:: WHAT YOU SHOULD DO ::
Copy everything in the listing below word for word, apart from any images.
───── DATA EXTRACT ─────
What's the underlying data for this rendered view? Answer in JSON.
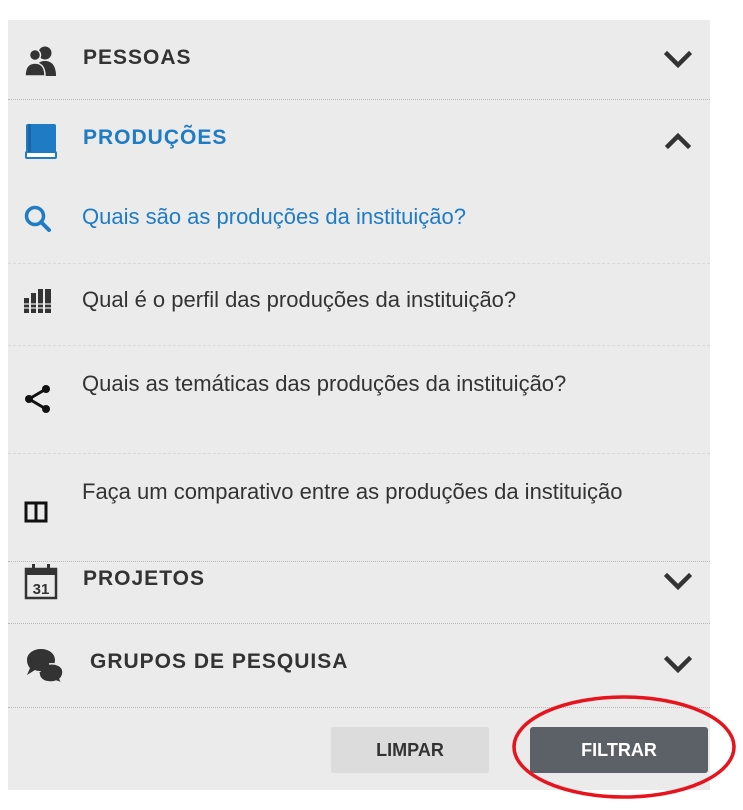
{
  "sections": [
    {
      "label": "PESSOAS",
      "icon": "people-icon",
      "expanded": false
    },
    {
      "label": "PRODUÇÕES",
      "icon": "book-icon",
      "expanded": true
    },
    {
      "label": "PROJETOS",
      "icon": "calendar-icon",
      "expanded": false
    },
    {
      "label": "GRUPOS DE PESQUISA",
      "icon": "chat-bubbles-icon",
      "expanded": false
    }
  ],
  "producoes_items": [
    {
      "text": "Quais são as produções da instituição?",
      "icon": "search-icon",
      "active": true
    },
    {
      "text": "Qual é o perfil das produções da instituição?",
      "icon": "bar-chart-icon",
      "active": false
    },
    {
      "text": "Quais as temáticas das produções da instituição?",
      "icon": "share-icon",
      "active": false
    },
    {
      "text": "Faça um comparativo entre as produções da instituição",
      "icon": "compare-columns-icon",
      "active": false
    }
  ],
  "buttons": {
    "clear_label": "LIMPAR",
    "filter_label": "FILTRAR"
  },
  "colors": {
    "panel_bg": "#ebebeb",
    "accent_blue": "#1e7bc4",
    "text_dark": "#333333",
    "filter_button_bg": "#5c6168",
    "clear_button_bg": "#dcdcdc",
    "annotation_red": "#e8141d"
  }
}
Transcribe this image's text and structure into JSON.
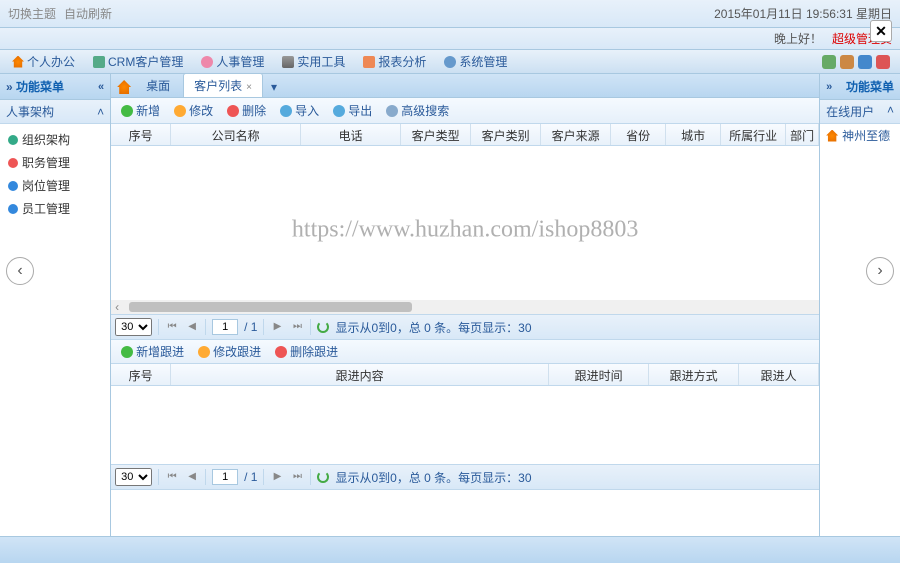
{
  "topbar": {
    "datetime": "2015年01月11日 19:56:31 星期日",
    "greeting": "晚上好！",
    "admin": "超级管理员",
    "left1": "切换主题",
    "left2": "自动刷新"
  },
  "menu": {
    "items": [
      {
        "label": "个人办公"
      },
      {
        "label": "CRM客户管理"
      },
      {
        "label": "人事管理"
      },
      {
        "label": "实用工具"
      },
      {
        "label": "报表分析"
      },
      {
        "label": "系统管理"
      }
    ]
  },
  "leftPanel": {
    "title": "功能菜单",
    "accordion": "人事架构",
    "tree": [
      {
        "label": "组织架构"
      },
      {
        "label": "职务管理"
      },
      {
        "label": "岗位管理"
      },
      {
        "label": "员工管理"
      }
    ]
  },
  "tabs": {
    "t1": "桌面",
    "t2": "客户列表"
  },
  "toolbar": {
    "add": "新增",
    "edit": "修改",
    "del": "删除",
    "imp": "导入",
    "exp": "导出",
    "search": "高级搜索"
  },
  "grid1": {
    "cols": [
      "序号",
      "公司名称",
      "电话",
      "客户类型",
      "客户类别",
      "客户来源",
      "省份",
      "城市",
      "所属行业",
      "部门"
    ]
  },
  "pager": {
    "pagesize": "30",
    "page": "1",
    "total": "/ 1",
    "msg": "显示从0到0，总 0 条。每页显示：30"
  },
  "subToolbar": {
    "add": "新增跟进",
    "edit": "修改跟进",
    "del": "删除跟进"
  },
  "grid2": {
    "cols": [
      "序号",
      "跟进内容",
      "跟进时间",
      "跟进方式",
      "跟进人"
    ]
  },
  "rightPanel": {
    "title": "功能菜单",
    "online": "在线用户",
    "user": "神州至德"
  },
  "watermark": "https://www.huzhan.com/ishop8803"
}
─────
:: ANSWER TO THE TASK ::
What's the underlying data for this rendered view? Answer in JSON.
{
  "sections": [
    {
      "label": "PESSOAS",
      "icon": "people-icon",
      "expanded": false
    },
    {
      "label": "PRODUÇÕES",
      "icon": "book-icon",
      "expanded": true
    },
    {
      "label": "PROJETOS",
      "icon": "calendar-icon",
      "expanded": false
    },
    {
      "label": "GRUPOS DE PESQUISA",
      "icon": "chat-bubbles-icon",
      "expanded": false
    }
  ],
  "producoes_items": [
    {
      "text": "Quais são as produções da instituição?",
      "icon": "search-icon",
      "active": true
    },
    {
      "text": "Qual é o perfil das produções da instituição?",
      "icon": "bar-chart-icon",
      "active": false
    },
    {
      "text": "Quais as temáticas das produções da instituição?",
      "icon": "share-icon",
      "active": false
    },
    {
      "text": "Faça um comparativo entre as produções da instituição",
      "icon": "compare-columns-icon",
      "active": false
    }
  ],
  "buttons": {
    "clear_label": "LIMPAR",
    "filter_label": "FILTRAR"
  },
  "colors": {
    "panel_bg": "#ebebeb",
    "accent_blue": "#1e7bc4",
    "text_dark": "#333333",
    "filter_button_bg": "#5c6168",
    "clear_button_bg": "#dcdcdc",
    "annotation_red": "#e8141d"
  }
}
Transcribe this image's text and structure into JSON.
{
  "topbar": {
    "datetime": "2015年01月11日 19:56:31 星期日",
    "greeting": "晚上好！",
    "admin": "超级管理员",
    "left1": "切换主题",
    "left2": "自动刷新"
  },
  "menu": {
    "items": [
      {
        "label": "个人办公"
      },
      {
        "label": "CRM客户管理"
      },
      {
        "label": "人事管理"
      },
      {
        "label": "实用工具"
      },
      {
        "label": "报表分析"
      },
      {
        "label": "系统管理"
      }
    ]
  },
  "leftPanel": {
    "title": "功能菜单",
    "accordion": "人事架构",
    "tree": [
      {
        "label": "组织架构"
      },
      {
        "label": "职务管理"
      },
      {
        "label": "岗位管理"
      },
      {
        "label": "员工管理"
      }
    ]
  },
  "tabs": {
    "t1": "桌面",
    "t2": "客户列表"
  },
  "toolbar": {
    "add": "新增",
    "edit": "修改",
    "del": "删除",
    "imp": "导入",
    "exp": "导出",
    "search": "高级搜索"
  },
  "grid1": {
    "cols": [
      "序号",
      "公司名称",
      "电话",
      "客户类型",
      "客户类别",
      "客户来源",
      "省份",
      "城市",
      "所属行业",
      "部门"
    ]
  },
  "pager": {
    "pagesize": "30",
    "page": "1",
    "total": "/ 1",
    "msg": "显示从0到0，总 0 条。每页显示：30"
  },
  "subToolbar": {
    "add": "新增跟进",
    "edit": "修改跟进",
    "del": "删除跟进"
  },
  "grid2": {
    "cols": [
      "序号",
      "跟进内容",
      "跟进时间",
      "跟进方式",
      "跟进人"
    ]
  },
  "rightPanel": {
    "title": "功能菜单",
    "online": "在线用户",
    "user": "神州至德"
  },
  "watermark": "https://www.huzhan.com/ishop8803"
}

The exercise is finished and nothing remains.